◆ Given problem a ◆
Return the passage on correct-by-construction software, copying everything from "We have seen" down to "number of errors[i]." word for word.

◆ Excerpted text ◆
☆ ☆ ☆
2 May 2017

Making Software ‘Correct by Construction’

Professor Martyn Thomas

Introduction

We have seen in previous lectures that the common approach to writing software (write it, test it and fix the defects that you find) results in software that still contains a large number of errors[i].

This lecture explores an alternative approach where you start by writing a requirements specification in a way that makes it possible to analyse whether it contains logical omissions or contradictions. Then you develop the software in a way that provides very strong evidence that the program implements the specification (and does nothing else) and that it will not fail at runtime. We call this making software “correct by construction”, because the way in which the software is constructed guarantees that it has these properties.

Proving that software meets its specifications has been a goal since the earliest days of computing, but it was long considered to be impractical except for the smallest programs – and excessively expensive even for these. Nevertheless, some of the greatest computer scientists and software engineers persisted because they could see that proofs of large programs were theoretically possible and that nothing else would deliver the very high assurance that would be needed[ii]. The combination of advances in computer science and enormous increases in computer processing speed and storage capacity has brought success. As I will show in this lecture, it is now possible to produce highly dependable software – and to prove that it is dependable – faster and cheaper than most companies produce averagely buggy software using traditional software development methods. I will show that some companies are using these methods routinely in their businesses and even offering guarantees for their software rather than lengthy end-user licence agreements (EULAs) that attempt to disclaim all possible liability if the software is unreliable and insecure.
☆ ☆ ☆
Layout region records
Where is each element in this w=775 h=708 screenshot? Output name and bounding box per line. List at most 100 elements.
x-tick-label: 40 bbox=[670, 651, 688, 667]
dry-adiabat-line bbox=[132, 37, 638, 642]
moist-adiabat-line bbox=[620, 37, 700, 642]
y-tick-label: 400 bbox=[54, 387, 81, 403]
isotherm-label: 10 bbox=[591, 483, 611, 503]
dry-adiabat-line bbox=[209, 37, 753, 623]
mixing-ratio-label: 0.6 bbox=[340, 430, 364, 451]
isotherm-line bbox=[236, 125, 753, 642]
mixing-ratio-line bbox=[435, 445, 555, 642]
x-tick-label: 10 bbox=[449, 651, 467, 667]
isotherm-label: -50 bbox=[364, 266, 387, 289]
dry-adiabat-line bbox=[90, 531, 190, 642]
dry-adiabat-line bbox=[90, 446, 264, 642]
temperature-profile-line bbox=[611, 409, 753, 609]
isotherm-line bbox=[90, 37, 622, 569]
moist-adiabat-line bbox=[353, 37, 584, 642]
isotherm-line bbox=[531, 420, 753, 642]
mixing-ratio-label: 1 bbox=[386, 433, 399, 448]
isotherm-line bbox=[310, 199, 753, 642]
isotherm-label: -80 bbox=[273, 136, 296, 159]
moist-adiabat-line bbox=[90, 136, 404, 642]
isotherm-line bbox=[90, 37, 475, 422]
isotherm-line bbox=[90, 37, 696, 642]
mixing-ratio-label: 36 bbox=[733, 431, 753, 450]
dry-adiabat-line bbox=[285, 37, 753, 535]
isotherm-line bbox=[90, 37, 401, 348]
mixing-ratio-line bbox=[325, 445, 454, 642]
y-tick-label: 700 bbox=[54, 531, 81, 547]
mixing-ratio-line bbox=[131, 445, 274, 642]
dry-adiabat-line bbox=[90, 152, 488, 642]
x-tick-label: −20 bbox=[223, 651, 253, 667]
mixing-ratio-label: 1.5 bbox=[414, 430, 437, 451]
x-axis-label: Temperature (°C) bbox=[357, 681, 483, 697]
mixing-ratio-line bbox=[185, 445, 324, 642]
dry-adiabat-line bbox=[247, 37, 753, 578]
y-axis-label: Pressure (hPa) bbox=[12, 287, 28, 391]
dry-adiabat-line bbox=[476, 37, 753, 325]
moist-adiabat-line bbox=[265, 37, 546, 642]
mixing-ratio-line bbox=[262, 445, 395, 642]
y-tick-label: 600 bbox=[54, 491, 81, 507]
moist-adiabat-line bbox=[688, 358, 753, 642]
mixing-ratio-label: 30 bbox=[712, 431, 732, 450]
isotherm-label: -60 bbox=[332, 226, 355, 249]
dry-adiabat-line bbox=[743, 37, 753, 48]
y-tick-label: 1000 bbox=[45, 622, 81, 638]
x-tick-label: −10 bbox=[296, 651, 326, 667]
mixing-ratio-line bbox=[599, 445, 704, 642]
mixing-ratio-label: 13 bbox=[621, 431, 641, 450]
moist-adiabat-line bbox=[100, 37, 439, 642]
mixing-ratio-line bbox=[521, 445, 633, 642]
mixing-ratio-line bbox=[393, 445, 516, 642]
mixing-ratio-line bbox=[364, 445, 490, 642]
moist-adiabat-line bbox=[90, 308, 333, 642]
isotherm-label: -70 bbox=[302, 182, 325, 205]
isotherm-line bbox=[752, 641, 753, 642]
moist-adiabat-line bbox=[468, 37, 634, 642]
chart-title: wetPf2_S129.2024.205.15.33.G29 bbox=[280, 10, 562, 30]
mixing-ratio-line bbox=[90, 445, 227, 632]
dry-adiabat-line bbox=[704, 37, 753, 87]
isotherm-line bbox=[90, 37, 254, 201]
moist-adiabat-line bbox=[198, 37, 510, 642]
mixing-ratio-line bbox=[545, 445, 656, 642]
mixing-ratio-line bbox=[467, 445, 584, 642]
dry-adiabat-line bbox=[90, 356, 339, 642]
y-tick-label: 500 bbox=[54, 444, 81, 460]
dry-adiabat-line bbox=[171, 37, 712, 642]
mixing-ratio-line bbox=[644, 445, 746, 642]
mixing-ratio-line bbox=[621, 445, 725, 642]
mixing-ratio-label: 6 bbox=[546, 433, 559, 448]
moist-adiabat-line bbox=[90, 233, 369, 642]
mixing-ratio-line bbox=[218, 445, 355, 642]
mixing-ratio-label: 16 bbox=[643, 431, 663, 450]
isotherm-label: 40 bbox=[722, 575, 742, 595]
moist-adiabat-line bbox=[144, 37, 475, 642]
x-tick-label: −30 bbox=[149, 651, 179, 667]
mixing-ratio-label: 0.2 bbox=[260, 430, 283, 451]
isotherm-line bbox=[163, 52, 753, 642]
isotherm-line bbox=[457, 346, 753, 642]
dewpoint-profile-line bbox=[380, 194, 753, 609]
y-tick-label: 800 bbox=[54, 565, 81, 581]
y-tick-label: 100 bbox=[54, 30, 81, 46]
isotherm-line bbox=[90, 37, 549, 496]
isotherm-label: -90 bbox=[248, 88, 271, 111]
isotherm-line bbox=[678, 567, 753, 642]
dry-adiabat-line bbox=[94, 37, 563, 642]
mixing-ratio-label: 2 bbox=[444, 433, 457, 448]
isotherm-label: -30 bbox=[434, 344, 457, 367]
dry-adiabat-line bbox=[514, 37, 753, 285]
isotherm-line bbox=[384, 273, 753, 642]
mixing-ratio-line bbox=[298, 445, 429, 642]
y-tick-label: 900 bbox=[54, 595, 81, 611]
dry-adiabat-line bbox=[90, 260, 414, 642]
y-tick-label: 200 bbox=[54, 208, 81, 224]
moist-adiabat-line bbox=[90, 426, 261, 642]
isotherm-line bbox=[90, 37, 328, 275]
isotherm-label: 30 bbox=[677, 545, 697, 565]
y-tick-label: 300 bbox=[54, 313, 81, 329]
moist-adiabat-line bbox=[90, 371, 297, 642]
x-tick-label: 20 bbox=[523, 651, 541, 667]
☆ ☆ ☆
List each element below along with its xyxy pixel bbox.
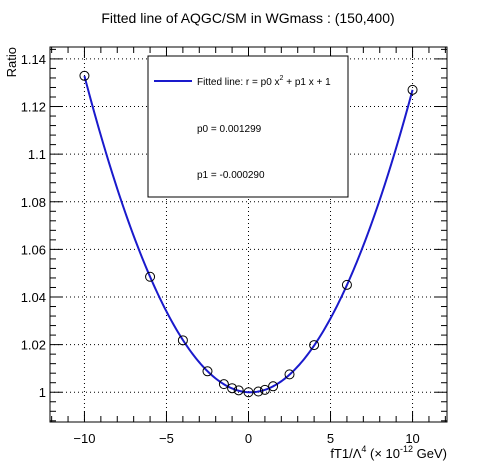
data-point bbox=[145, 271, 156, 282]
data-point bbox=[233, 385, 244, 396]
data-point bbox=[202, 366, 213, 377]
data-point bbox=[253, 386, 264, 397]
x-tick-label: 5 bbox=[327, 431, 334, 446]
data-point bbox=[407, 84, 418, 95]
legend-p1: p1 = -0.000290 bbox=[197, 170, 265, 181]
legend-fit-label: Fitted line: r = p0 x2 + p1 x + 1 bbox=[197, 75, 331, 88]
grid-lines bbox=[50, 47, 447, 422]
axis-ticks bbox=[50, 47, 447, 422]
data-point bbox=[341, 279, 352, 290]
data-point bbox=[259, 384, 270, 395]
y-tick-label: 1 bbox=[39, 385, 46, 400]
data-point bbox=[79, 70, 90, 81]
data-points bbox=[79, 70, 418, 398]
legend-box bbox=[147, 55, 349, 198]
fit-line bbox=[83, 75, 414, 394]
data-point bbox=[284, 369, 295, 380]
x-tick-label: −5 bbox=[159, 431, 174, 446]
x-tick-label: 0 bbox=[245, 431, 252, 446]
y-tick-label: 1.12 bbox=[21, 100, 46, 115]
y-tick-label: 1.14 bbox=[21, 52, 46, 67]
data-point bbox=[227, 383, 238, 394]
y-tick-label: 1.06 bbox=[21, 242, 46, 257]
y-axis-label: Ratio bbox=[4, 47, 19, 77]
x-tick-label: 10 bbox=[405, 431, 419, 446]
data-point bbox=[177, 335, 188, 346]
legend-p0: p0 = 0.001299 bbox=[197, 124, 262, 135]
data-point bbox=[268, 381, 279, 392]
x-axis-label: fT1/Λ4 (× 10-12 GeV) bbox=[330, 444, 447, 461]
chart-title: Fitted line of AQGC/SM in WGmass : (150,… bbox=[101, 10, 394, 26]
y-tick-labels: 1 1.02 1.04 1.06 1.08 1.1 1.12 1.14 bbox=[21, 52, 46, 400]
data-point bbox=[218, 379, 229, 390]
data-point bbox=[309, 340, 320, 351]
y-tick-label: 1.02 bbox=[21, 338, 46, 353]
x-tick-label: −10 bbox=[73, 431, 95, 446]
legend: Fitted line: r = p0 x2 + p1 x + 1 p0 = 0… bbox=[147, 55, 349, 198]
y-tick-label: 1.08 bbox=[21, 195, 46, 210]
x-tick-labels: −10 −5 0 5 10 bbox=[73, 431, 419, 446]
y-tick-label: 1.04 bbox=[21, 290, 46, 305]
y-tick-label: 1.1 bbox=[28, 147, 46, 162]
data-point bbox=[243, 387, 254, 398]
☆ ☆ ☆
◆ Given problem b ◆
List every line in the entries above that holds the string "title".

◆ Task result a ◆
We have seen in previous lectures that the common approach to writing software (write it, test it and fix the defects that you find) results in software that still contains a large number of errors[i].

◆ Task result b ◆
chart-title: wetPf2_S129.2024.205.15.33.G29 bbox=[280, 10, 562, 30]
chart-title: Fitted line of AQGC/SM in WGmass : (150,… bbox=[101, 10, 394, 26]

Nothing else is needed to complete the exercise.